Figure content listings

☆ ☆ ☆ ☆

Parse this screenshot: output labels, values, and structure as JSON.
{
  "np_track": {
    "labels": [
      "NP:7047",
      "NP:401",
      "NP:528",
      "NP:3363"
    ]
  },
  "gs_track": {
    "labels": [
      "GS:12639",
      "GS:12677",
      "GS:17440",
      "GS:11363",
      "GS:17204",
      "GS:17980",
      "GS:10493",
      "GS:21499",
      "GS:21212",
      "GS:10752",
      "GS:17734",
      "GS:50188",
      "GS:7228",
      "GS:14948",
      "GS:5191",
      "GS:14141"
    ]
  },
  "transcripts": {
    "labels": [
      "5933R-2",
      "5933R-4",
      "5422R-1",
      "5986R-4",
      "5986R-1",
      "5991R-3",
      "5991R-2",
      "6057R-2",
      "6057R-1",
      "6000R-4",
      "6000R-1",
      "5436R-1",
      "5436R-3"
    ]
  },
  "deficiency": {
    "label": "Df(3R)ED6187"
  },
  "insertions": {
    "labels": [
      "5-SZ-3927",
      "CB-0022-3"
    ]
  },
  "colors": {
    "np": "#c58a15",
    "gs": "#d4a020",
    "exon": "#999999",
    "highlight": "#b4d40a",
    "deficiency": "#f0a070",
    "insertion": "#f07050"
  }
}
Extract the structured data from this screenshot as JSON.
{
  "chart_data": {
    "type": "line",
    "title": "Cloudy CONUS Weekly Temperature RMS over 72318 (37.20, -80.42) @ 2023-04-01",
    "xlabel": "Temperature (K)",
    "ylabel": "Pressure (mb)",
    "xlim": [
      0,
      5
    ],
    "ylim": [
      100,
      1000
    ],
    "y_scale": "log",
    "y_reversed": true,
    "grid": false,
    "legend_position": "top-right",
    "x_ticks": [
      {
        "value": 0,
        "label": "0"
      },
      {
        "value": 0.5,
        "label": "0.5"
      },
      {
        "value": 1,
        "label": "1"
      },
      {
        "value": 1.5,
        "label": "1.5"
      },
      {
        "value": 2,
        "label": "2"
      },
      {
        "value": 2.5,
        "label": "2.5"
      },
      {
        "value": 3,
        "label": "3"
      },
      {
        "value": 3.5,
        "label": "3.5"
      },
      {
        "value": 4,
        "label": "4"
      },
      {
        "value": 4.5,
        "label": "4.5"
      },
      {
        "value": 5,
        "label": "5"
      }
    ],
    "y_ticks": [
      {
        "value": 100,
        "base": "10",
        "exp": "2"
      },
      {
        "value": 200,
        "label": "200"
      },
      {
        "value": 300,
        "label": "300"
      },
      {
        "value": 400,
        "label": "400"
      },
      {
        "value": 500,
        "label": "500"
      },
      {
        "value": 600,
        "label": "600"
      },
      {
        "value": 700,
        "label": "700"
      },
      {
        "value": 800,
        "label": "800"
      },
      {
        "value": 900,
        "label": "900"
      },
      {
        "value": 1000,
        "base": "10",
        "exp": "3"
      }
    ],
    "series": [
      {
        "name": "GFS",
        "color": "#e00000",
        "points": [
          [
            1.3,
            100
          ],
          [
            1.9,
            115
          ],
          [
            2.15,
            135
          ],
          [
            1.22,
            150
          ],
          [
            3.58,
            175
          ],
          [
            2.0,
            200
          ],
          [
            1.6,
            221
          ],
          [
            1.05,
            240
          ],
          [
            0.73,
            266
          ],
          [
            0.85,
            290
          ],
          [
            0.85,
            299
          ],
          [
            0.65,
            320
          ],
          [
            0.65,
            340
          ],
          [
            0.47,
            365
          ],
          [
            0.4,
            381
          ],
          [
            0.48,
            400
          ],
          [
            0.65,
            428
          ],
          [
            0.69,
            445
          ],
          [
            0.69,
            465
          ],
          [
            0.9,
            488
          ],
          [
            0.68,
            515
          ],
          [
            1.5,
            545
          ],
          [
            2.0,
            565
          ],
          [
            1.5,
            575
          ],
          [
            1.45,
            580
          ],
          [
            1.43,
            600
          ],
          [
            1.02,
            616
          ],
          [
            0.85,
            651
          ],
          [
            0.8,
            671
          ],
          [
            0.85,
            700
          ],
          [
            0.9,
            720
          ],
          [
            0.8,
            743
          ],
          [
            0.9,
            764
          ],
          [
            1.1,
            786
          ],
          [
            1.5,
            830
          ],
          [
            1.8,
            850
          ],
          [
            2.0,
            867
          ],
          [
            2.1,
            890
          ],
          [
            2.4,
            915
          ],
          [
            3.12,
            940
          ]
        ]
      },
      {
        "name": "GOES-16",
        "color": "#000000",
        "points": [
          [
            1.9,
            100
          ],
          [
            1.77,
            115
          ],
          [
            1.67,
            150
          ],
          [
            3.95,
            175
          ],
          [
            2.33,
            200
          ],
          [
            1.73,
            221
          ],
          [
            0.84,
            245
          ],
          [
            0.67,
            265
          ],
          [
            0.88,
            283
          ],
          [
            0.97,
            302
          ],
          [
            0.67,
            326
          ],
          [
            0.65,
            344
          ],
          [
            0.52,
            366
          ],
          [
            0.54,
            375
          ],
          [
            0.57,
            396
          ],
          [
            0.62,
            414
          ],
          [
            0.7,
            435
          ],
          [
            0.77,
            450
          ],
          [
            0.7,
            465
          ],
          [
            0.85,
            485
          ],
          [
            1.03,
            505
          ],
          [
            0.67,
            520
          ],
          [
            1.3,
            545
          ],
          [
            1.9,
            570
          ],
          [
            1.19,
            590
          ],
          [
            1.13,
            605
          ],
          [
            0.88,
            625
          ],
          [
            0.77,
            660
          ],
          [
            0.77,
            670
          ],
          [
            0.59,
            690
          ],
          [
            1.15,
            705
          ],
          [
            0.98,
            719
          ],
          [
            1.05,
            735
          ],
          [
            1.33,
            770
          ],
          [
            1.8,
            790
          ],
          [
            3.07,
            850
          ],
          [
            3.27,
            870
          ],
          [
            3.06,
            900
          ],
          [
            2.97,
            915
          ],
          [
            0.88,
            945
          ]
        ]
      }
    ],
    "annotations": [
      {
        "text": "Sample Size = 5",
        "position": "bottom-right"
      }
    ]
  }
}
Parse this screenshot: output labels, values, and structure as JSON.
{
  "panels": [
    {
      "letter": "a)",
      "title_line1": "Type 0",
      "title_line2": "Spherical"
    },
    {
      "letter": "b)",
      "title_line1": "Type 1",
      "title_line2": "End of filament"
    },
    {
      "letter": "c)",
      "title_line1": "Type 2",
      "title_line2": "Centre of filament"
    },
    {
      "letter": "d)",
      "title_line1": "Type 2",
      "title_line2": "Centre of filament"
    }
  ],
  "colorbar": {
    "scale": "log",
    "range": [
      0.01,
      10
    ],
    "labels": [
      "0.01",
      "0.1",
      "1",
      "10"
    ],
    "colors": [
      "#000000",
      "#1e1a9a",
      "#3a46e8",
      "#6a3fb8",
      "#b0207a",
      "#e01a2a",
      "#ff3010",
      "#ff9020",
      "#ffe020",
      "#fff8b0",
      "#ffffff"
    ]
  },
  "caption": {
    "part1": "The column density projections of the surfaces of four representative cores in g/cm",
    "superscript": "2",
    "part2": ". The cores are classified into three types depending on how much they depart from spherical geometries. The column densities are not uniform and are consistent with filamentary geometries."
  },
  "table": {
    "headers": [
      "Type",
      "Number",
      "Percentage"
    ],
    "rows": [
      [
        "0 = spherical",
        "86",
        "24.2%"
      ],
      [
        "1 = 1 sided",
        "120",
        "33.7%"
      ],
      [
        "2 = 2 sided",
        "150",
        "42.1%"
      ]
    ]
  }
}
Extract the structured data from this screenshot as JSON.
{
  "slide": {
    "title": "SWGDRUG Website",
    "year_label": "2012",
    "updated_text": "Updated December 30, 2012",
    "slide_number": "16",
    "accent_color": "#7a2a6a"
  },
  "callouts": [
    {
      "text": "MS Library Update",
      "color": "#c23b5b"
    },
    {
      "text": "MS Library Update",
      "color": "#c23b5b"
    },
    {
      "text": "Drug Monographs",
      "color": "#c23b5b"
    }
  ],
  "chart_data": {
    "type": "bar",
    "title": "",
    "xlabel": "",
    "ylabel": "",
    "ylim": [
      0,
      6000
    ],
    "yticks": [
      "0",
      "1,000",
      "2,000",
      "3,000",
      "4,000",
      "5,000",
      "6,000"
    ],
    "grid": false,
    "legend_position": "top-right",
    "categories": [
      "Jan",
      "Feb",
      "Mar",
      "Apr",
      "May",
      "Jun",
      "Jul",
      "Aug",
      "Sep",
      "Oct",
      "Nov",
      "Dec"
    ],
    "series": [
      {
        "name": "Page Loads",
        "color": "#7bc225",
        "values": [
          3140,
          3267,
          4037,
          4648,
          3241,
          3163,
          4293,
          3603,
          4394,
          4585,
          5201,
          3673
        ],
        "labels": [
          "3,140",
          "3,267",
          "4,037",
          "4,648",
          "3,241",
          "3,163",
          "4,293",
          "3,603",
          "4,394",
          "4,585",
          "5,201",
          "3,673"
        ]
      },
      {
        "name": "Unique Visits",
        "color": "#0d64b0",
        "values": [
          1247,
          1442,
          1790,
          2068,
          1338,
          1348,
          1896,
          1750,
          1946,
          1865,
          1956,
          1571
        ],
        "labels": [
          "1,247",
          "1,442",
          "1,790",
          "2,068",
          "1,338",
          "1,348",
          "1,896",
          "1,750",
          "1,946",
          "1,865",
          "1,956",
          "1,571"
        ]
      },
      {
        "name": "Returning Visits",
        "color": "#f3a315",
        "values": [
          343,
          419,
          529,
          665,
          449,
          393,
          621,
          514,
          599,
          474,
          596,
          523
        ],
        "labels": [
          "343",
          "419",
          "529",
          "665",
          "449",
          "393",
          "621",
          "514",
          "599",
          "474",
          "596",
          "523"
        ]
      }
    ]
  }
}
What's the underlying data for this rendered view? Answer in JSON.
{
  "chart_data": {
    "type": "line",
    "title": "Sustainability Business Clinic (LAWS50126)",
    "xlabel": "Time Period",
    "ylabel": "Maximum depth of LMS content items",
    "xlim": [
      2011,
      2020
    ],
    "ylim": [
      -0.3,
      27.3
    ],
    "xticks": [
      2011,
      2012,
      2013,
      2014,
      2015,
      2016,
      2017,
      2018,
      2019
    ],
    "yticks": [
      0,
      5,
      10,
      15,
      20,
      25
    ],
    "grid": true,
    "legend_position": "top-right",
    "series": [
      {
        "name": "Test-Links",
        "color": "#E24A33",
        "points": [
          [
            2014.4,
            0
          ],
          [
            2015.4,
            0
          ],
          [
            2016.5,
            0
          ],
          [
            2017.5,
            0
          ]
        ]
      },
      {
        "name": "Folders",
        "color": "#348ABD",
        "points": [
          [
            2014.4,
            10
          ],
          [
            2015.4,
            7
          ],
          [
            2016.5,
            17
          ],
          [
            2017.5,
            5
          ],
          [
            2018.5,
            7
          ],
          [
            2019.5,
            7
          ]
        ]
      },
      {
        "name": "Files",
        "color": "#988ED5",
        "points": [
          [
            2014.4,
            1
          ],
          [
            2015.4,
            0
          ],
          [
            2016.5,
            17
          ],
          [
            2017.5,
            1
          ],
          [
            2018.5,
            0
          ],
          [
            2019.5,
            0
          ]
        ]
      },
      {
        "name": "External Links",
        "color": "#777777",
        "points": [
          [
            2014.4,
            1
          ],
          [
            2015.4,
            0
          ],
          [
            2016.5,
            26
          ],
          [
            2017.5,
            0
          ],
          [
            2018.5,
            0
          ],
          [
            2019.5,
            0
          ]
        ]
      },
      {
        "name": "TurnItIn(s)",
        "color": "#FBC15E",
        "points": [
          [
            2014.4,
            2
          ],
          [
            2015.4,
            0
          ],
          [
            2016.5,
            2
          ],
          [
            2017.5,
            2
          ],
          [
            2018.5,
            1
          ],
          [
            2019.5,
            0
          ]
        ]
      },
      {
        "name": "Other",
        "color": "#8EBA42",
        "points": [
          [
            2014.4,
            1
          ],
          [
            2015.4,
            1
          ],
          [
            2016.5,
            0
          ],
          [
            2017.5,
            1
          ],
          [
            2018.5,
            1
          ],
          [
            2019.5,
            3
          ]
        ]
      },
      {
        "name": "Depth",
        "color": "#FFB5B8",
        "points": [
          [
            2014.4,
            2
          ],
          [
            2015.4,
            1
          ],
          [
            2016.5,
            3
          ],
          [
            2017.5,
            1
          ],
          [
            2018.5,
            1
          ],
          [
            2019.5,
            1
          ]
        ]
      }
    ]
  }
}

☆ ☆ ☆ ☆

§ **The problem**
Read the data above. Pull out each line in which the string "cores" appears.

§ **Result of the exercise**
    "part1": "The column density projections of the surfaces of four representative cores in g/cm",
    "part2": ". The cores are classified into three types depending on how much they depart from spherical geometries. The column densities are not uniform and are consistent with filamentary geometries."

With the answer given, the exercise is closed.